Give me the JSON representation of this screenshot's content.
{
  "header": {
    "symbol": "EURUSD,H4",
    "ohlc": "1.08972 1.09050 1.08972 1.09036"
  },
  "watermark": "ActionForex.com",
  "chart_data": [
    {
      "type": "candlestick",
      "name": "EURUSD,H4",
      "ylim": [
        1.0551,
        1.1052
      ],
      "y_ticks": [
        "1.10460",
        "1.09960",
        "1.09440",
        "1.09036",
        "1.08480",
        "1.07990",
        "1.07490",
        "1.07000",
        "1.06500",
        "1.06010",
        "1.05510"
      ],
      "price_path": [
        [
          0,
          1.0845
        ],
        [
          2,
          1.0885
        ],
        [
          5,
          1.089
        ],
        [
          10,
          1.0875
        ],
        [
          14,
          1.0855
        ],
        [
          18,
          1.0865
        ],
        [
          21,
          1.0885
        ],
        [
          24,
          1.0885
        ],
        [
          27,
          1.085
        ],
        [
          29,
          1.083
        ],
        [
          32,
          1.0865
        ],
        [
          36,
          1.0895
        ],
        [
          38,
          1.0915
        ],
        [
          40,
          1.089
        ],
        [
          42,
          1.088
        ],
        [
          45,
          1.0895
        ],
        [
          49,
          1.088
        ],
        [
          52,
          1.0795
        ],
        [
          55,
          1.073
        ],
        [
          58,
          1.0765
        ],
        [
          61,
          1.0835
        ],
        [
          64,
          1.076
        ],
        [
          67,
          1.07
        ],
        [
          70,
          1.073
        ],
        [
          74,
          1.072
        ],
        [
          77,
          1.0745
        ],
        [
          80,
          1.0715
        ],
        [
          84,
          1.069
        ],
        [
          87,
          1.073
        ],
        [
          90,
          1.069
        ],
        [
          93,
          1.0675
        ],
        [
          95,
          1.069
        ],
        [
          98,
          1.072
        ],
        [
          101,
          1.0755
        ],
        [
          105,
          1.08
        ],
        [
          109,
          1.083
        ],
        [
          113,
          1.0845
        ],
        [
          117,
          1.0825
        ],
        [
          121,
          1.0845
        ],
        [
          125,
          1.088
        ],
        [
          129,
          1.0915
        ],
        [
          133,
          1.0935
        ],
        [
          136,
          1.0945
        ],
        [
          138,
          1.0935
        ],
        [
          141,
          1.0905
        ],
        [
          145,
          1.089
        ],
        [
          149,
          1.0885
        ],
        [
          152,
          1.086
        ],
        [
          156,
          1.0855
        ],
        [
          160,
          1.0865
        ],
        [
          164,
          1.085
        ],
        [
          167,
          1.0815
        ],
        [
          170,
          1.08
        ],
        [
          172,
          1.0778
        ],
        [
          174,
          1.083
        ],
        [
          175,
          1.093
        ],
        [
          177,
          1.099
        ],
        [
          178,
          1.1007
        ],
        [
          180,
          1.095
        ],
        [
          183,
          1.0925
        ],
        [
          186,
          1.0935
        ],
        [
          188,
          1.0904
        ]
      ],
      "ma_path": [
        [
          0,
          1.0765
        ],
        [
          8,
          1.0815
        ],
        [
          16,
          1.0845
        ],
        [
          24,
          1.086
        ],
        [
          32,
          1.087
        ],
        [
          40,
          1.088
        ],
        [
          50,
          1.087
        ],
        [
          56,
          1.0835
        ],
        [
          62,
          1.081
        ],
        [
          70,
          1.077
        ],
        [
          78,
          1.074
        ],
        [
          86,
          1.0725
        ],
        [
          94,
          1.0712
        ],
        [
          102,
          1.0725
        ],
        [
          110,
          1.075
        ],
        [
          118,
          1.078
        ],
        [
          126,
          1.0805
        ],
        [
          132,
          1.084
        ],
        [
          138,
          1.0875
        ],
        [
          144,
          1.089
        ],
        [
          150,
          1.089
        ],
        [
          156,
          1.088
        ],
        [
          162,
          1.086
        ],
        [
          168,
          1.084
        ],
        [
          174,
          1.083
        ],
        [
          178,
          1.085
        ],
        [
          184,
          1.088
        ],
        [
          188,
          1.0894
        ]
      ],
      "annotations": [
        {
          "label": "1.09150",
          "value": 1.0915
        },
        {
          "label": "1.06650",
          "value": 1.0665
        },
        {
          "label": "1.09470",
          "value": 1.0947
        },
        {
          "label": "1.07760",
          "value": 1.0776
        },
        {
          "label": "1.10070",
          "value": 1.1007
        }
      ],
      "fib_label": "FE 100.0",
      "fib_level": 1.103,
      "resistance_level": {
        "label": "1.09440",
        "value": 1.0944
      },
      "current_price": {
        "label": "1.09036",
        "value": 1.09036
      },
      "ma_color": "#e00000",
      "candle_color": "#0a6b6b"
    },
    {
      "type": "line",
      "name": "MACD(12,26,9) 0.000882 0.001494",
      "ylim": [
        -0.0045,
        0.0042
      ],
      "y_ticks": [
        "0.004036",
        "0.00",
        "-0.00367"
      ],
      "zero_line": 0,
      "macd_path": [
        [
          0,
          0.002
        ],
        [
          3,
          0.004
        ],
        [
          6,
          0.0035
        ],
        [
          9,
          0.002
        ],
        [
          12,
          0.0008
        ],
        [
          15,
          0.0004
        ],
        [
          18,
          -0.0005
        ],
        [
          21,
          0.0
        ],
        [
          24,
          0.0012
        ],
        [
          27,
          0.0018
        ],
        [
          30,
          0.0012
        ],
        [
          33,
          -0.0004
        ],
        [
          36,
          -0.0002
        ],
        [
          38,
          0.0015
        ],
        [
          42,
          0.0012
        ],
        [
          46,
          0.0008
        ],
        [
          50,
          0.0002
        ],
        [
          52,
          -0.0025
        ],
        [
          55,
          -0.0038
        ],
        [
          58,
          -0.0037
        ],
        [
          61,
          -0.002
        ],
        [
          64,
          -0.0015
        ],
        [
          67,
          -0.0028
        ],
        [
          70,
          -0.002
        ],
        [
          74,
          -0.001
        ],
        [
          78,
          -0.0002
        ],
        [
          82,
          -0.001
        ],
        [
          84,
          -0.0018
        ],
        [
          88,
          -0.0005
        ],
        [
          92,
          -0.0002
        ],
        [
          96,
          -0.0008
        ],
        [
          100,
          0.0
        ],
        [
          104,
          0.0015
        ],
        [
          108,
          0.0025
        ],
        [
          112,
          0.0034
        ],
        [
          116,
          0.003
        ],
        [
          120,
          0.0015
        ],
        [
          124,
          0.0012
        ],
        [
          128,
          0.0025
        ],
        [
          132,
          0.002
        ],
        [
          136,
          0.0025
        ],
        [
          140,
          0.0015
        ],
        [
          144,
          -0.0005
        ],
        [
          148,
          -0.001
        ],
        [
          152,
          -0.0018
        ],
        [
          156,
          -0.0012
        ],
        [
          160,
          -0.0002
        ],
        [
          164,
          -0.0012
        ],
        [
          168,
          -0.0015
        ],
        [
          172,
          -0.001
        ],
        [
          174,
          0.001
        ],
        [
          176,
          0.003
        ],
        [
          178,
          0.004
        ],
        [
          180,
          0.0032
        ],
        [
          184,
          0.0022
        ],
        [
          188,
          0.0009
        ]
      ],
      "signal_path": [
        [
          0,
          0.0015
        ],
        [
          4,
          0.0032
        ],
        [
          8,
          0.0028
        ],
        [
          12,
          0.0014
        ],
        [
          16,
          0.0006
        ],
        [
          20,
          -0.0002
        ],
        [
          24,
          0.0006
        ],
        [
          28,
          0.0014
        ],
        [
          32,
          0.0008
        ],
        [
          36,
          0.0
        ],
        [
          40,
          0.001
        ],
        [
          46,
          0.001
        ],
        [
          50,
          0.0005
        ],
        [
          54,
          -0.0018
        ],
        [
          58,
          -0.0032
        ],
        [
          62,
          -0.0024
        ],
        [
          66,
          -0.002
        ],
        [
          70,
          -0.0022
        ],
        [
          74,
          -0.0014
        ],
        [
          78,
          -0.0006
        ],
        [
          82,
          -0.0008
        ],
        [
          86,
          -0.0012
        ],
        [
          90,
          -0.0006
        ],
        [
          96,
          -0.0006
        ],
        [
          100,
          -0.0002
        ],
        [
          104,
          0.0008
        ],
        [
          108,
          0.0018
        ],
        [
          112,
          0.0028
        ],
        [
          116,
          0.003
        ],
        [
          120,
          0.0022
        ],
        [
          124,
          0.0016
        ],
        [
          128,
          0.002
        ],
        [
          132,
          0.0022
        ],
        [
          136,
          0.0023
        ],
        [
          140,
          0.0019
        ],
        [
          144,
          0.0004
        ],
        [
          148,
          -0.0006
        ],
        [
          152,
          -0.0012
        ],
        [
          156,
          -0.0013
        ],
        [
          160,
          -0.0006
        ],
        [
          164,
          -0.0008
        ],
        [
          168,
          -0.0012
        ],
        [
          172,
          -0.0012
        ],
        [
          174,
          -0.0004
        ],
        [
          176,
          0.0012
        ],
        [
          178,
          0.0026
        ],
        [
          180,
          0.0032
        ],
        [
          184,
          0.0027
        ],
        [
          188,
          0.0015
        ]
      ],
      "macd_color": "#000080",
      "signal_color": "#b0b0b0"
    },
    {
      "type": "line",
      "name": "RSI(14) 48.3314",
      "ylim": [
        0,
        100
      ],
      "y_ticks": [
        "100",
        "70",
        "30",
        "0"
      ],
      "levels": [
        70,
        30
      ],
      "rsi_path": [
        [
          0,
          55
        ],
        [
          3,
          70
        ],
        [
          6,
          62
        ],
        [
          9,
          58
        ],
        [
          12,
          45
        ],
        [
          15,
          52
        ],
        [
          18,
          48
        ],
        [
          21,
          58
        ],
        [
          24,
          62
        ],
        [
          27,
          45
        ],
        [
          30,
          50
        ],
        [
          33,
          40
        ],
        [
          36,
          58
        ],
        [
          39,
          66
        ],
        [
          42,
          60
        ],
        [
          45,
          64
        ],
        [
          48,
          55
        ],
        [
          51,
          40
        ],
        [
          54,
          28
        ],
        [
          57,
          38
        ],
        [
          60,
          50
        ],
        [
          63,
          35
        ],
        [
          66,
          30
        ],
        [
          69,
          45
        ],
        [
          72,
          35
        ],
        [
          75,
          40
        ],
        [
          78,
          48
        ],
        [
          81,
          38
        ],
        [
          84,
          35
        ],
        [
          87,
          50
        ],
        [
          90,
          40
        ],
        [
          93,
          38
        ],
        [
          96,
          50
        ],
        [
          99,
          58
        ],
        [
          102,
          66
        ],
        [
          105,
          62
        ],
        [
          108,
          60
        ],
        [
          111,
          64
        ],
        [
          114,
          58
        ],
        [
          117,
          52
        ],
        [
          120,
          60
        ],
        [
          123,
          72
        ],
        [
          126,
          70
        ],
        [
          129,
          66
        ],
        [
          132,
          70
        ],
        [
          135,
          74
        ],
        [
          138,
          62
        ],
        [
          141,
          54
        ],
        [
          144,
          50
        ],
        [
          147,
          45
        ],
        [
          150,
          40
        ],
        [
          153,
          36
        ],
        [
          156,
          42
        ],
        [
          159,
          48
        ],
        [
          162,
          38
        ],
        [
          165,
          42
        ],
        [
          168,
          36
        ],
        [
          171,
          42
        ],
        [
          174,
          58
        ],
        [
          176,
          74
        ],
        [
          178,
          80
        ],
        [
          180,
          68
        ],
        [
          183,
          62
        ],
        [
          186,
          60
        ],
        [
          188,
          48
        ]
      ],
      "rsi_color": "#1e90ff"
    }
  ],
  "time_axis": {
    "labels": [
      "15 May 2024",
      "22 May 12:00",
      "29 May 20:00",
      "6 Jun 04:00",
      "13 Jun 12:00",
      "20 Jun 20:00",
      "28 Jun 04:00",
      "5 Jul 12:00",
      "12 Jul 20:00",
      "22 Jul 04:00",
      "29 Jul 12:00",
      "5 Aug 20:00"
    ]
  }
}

# # # # #

WHAT THE EXERCISE ASKS: Copy out each line in the listing that has the word "name".

RESPONSE TO THIS EXERCISE:
      "name": "EURUSD,H4",
      "name": "MACD(12,26,9) 0.000882 0.001494",
      "name": "RSI(14) 48.3314",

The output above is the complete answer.